AIM ▸ Please rewrite the material as a numbered list, starting at its first line and ending at the line that contains "table-row: Other 11", with both of those lines included and blank lines omitted.

SUPPLIED RECORDS ▸
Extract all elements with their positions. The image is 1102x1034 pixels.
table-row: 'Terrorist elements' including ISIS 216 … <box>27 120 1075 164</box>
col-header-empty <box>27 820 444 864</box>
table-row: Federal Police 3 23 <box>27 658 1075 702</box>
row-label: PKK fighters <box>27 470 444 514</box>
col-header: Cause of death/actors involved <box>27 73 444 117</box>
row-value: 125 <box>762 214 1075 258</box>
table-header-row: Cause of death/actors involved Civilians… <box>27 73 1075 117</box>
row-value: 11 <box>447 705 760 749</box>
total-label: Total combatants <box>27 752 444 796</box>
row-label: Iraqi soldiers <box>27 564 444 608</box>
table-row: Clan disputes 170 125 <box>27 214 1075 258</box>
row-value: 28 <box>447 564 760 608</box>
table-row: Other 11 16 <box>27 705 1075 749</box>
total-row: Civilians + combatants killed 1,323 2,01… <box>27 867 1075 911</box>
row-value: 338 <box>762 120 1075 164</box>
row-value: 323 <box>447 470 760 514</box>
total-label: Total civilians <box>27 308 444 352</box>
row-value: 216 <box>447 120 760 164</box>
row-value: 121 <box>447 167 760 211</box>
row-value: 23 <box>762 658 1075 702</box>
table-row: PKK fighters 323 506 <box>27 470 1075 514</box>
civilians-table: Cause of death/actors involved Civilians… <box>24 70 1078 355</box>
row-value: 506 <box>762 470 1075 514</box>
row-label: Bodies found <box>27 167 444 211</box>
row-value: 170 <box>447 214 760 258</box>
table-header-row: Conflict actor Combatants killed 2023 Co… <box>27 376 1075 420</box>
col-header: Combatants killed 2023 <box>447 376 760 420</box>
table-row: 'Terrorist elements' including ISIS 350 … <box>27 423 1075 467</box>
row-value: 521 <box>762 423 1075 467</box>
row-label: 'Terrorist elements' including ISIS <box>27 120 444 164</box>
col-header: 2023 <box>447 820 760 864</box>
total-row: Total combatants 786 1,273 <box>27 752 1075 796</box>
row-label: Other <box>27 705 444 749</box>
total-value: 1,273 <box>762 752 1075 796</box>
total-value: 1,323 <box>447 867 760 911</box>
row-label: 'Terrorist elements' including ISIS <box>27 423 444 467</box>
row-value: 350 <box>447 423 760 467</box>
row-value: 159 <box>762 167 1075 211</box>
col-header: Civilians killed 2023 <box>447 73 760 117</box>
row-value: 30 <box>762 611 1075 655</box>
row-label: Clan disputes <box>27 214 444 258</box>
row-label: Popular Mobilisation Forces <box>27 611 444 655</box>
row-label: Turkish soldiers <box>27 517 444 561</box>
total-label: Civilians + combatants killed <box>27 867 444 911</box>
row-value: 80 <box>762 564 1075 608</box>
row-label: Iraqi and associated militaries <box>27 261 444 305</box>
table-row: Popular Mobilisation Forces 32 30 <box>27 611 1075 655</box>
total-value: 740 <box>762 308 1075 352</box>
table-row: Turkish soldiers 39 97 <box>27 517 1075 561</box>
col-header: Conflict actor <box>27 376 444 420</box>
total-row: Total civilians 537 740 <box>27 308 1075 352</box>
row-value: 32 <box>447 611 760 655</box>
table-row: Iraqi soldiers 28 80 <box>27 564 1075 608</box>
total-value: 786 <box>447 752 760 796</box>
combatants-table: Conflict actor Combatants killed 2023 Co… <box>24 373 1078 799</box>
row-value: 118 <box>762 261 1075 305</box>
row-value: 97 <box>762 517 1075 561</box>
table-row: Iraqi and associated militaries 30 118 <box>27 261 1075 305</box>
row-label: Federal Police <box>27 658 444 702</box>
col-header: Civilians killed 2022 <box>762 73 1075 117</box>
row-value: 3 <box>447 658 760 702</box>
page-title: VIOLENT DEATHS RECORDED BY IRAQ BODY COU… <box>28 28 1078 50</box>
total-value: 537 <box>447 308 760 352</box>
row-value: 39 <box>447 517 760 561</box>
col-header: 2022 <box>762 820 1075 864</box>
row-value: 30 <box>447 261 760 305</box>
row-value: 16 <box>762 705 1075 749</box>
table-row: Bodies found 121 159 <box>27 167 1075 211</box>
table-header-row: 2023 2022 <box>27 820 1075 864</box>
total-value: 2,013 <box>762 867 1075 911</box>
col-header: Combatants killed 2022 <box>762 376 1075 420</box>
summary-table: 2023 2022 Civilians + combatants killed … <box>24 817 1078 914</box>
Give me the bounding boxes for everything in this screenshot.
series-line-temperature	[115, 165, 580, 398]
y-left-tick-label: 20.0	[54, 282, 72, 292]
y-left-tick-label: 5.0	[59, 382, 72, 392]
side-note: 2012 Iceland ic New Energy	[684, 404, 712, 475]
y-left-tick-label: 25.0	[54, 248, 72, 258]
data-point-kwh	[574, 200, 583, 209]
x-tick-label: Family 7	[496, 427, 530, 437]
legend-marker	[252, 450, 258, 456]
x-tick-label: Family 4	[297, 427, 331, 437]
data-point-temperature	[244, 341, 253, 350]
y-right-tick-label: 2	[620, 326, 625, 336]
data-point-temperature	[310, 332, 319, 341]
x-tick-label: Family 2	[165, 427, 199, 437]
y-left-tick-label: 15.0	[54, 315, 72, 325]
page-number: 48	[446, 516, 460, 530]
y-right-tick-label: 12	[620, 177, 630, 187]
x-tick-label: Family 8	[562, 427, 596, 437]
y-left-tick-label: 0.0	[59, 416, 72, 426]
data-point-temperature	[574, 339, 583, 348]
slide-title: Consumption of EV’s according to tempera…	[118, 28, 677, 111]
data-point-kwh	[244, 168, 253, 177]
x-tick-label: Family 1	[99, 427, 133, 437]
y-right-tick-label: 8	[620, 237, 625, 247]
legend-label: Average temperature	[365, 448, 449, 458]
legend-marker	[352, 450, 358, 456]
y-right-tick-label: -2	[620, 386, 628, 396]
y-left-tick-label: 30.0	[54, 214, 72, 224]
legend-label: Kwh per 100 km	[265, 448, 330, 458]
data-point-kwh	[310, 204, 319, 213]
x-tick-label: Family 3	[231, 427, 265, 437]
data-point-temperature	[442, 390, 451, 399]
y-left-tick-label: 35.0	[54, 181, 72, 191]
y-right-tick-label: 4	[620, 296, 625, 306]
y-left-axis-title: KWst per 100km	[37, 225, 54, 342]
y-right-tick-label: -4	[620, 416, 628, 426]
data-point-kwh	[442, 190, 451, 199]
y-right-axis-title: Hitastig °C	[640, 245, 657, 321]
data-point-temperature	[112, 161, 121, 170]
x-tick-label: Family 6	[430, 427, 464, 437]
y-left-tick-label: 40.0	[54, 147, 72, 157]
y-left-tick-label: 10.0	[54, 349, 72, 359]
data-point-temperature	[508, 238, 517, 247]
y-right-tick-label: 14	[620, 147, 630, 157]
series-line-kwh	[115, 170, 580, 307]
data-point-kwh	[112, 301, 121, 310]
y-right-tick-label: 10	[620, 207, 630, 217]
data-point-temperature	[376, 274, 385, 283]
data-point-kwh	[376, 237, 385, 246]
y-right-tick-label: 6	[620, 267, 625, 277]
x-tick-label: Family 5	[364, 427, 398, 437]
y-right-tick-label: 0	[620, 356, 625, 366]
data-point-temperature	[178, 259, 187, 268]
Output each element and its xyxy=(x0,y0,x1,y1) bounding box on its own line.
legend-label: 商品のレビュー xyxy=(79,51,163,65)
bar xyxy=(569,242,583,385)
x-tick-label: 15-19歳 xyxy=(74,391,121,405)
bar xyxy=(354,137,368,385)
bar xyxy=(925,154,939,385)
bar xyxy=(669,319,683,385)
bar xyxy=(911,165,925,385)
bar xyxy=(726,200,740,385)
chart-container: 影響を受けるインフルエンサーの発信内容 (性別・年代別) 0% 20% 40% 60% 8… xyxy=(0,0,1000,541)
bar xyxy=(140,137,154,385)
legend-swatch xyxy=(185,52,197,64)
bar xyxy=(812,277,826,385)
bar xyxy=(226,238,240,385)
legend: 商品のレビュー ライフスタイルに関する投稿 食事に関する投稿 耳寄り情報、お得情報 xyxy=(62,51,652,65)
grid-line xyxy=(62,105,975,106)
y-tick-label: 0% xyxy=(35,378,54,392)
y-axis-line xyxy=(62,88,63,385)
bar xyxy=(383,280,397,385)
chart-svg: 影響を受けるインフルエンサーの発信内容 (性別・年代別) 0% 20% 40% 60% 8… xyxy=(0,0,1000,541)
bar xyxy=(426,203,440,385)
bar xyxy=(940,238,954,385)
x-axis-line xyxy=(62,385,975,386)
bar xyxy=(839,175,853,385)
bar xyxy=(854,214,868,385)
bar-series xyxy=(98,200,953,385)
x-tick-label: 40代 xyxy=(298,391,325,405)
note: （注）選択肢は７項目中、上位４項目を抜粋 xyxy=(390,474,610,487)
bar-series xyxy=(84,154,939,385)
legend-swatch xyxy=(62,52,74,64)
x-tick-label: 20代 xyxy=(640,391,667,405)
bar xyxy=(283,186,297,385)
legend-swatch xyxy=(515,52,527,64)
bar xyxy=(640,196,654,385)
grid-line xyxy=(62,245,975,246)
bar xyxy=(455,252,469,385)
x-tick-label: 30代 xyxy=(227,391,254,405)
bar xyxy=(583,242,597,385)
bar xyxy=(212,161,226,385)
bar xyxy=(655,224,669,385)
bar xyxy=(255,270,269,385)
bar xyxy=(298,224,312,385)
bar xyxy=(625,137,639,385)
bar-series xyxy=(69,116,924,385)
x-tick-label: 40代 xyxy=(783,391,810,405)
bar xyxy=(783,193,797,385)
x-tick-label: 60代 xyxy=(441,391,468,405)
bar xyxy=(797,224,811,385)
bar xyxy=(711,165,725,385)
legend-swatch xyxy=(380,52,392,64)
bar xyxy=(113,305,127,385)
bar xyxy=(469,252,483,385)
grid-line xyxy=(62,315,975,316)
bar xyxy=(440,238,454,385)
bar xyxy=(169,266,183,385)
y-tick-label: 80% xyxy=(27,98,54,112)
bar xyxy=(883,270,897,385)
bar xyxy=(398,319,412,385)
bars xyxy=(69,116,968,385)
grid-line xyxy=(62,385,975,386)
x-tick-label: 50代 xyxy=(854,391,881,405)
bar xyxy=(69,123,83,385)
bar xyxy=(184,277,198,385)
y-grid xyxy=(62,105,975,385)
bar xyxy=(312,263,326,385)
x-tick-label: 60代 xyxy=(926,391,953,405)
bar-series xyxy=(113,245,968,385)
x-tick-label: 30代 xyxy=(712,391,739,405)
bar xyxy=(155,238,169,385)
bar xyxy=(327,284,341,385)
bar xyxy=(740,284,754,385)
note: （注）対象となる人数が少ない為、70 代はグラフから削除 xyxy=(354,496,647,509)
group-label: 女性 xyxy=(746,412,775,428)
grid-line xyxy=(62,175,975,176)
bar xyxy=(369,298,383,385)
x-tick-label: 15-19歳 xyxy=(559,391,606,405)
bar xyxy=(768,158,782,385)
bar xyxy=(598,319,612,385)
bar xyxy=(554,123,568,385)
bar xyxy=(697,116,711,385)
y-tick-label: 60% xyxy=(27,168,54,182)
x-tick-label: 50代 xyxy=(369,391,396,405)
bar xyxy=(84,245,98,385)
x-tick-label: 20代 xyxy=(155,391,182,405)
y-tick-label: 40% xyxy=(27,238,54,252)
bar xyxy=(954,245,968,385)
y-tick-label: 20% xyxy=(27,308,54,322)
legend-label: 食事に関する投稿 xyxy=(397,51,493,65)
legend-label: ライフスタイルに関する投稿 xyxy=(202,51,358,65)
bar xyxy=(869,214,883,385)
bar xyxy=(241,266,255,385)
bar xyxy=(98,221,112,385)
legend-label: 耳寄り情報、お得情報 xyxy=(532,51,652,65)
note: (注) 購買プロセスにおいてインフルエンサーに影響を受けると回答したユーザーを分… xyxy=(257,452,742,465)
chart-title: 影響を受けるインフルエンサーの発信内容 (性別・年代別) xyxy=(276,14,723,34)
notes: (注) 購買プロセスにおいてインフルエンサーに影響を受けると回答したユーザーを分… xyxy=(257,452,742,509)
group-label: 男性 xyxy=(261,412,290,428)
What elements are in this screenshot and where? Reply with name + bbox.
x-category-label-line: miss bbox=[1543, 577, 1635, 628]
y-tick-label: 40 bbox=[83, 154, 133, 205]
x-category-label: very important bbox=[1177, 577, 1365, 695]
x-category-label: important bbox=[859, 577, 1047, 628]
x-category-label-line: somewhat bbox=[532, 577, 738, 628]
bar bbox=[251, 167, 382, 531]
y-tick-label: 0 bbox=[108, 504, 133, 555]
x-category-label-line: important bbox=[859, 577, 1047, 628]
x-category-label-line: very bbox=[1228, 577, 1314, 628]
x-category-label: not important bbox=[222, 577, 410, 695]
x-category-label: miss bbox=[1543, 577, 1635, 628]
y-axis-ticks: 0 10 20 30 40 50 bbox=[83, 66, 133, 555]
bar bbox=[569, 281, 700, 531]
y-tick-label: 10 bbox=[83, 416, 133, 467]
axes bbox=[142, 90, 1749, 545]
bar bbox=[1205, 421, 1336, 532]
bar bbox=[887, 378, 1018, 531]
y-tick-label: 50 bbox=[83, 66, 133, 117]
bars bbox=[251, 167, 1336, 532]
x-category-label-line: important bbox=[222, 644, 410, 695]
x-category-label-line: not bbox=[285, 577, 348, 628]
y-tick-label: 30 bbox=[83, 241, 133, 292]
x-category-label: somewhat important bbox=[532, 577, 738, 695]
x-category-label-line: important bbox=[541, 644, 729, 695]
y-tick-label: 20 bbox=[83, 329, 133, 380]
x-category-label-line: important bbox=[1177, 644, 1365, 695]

CORRECT RESULT ▸
1. Extract all elements with their positions. The image is 1102x1034 pixels.
2. table-row: 'Terrorist elements' including ISIS 216 … <box>27 120 1075 164</box>
3. col-header-empty <box>27 820 444 864</box>
4. table-row: Federal Police 3 23 <box>27 658 1075 702</box>
5. row-label: PKK fighters <box>27 470 444 514</box>
6. col-header: Cause of death/actors involved <box>27 73 444 117</box>
7. row-value: 125 <box>762 214 1075 258</box>
8. table-header-row: Cause of death/actors involved Civilians… <box>27 73 1075 117</box>
9. row-value: 11 <box>447 705 760 749</box>
10. total-label: Total combatants <box>27 752 444 796</box>
11. row-label: Iraqi soldiers <box>27 564 444 608</box>
12. table-row: Clan disputes 170 125 <box>27 214 1075 258</box>
13. row-value: 28 <box>447 564 760 608</box>
14. table-row: Other 11 16 <box>27 705 1075 749</box>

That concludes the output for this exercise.